begin Task data

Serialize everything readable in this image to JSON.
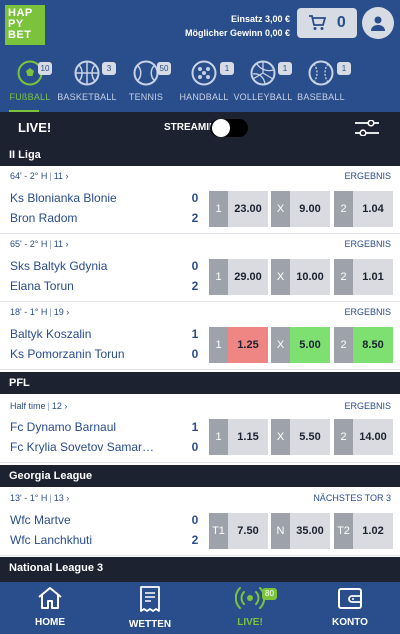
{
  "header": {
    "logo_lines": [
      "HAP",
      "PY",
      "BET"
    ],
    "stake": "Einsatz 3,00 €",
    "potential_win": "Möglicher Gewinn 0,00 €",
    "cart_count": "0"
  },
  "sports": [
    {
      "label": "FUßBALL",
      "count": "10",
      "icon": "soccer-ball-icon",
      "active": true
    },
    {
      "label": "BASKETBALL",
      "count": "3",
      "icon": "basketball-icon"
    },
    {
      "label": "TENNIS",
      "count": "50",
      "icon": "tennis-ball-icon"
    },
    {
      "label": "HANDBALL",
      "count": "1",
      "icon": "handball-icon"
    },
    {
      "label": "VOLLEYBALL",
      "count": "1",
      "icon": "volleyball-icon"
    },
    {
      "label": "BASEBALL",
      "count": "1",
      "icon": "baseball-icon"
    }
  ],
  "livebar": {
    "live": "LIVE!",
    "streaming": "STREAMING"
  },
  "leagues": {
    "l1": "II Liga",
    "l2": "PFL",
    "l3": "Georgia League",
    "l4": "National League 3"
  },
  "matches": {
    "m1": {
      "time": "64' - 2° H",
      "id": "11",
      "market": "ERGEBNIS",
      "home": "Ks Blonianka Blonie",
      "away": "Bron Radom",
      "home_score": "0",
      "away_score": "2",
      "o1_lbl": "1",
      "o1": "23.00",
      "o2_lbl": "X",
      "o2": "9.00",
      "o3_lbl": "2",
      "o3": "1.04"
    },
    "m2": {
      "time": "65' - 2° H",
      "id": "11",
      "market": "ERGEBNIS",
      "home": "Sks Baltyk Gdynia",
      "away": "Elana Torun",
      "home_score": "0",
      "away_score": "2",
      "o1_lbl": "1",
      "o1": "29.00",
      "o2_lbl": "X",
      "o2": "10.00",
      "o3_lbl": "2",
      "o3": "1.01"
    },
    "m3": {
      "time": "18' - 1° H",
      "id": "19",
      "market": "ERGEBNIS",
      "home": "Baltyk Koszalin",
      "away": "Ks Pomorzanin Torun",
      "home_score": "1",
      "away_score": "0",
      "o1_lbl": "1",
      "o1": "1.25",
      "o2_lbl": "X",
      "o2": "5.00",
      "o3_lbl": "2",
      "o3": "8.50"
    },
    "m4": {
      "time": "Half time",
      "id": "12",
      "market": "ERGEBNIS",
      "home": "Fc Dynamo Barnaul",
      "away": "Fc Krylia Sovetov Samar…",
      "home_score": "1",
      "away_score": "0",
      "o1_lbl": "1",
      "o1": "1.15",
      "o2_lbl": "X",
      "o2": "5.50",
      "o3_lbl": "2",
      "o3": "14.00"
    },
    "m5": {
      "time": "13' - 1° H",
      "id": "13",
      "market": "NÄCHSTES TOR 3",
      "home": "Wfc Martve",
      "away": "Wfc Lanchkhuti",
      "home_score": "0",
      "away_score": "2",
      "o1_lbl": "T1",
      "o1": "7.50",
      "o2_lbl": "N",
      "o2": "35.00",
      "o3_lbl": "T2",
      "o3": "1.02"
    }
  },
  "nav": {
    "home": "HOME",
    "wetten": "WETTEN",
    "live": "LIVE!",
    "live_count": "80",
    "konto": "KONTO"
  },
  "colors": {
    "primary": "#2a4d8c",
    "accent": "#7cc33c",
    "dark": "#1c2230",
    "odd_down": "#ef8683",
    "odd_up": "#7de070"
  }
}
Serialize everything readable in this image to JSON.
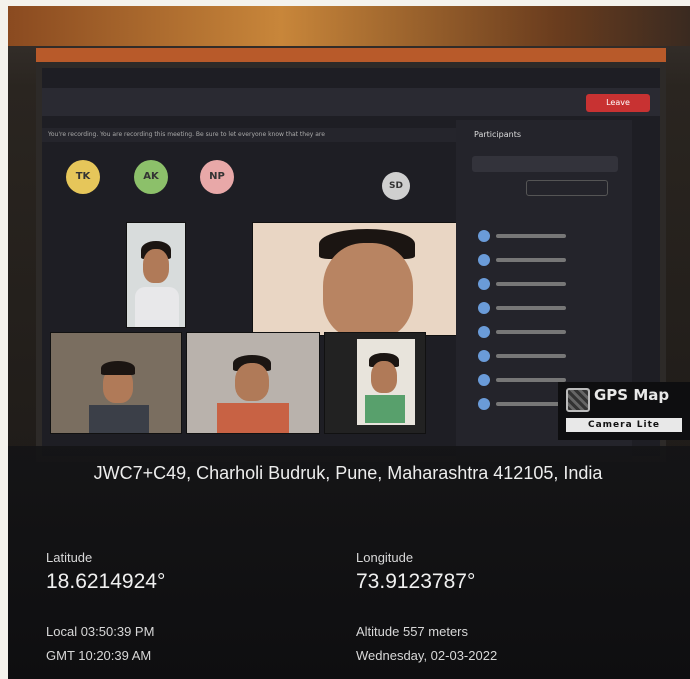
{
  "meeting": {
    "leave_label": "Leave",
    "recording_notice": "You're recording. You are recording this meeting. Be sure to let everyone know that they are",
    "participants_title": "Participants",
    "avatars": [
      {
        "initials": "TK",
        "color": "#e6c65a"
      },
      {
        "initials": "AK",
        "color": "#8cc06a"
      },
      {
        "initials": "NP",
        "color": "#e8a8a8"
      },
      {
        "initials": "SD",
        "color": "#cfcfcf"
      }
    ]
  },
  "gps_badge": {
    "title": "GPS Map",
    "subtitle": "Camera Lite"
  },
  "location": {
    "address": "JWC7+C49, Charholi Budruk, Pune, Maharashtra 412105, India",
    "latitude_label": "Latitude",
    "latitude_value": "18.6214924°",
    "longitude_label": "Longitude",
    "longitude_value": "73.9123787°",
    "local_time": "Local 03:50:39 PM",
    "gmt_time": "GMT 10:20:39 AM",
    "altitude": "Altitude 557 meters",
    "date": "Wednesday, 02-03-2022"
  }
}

end Task data
begin Task data

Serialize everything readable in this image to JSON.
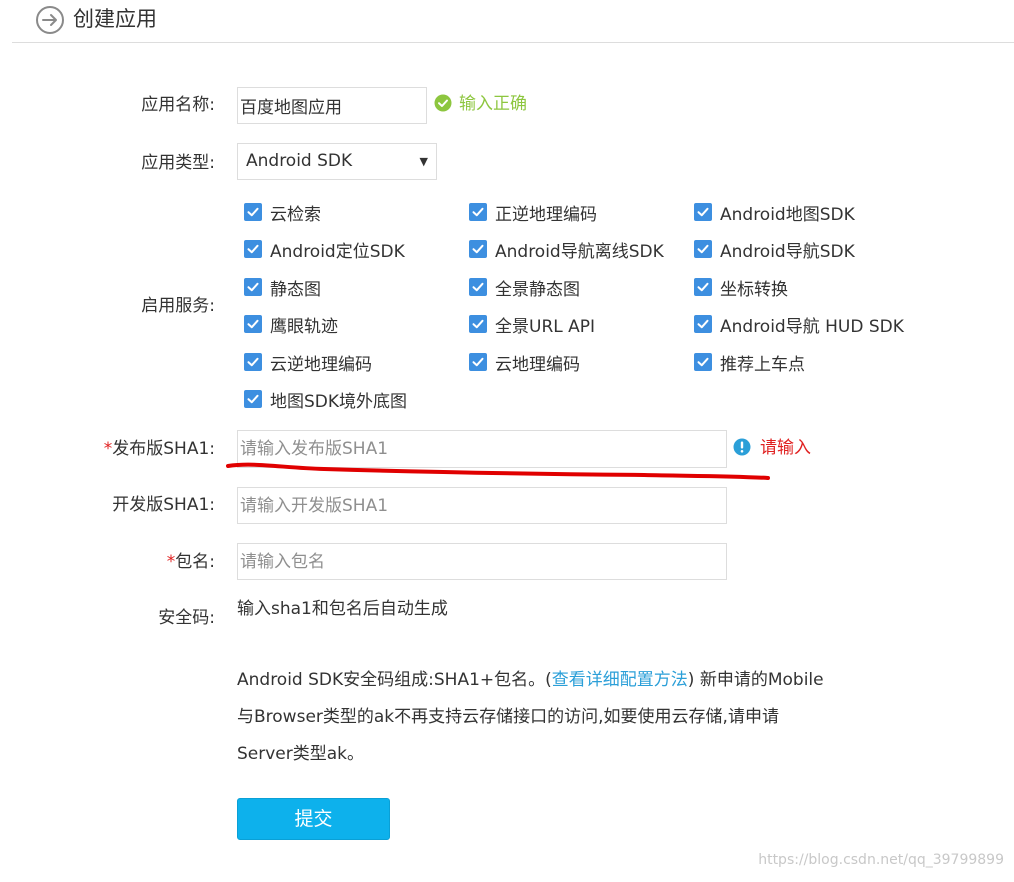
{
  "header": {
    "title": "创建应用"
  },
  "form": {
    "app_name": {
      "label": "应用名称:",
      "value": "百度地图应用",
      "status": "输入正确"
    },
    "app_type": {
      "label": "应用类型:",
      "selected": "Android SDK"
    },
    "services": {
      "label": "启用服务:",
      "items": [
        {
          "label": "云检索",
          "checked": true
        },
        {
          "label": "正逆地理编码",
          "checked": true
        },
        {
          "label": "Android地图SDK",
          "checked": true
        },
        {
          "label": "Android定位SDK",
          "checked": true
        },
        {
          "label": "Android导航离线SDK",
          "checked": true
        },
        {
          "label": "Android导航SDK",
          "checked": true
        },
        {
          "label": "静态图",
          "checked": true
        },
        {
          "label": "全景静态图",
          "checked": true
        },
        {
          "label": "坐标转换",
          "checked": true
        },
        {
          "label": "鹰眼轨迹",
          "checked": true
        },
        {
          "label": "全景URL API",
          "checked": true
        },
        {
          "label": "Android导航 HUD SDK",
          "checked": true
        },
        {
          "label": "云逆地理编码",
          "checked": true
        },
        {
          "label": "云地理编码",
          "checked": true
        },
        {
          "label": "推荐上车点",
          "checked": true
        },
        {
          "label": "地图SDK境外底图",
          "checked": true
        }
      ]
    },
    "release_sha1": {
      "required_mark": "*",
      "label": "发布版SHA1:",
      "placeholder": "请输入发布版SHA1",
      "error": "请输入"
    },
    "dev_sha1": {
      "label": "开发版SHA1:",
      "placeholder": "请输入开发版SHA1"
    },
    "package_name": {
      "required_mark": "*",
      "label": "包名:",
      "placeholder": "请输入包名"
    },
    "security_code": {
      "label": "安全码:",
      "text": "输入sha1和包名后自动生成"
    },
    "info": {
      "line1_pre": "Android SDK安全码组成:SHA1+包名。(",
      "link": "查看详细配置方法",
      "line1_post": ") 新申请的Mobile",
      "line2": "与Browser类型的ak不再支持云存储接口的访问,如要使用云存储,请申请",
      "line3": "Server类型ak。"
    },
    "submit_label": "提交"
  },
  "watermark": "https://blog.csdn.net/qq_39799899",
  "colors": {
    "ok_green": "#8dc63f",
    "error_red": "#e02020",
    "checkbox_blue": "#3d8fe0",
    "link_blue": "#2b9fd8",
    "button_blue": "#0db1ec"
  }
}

end Task data

Given instruction
How many lines of the entries above hold the string "Baltyk"? Reply with the number alone.

Full solution
2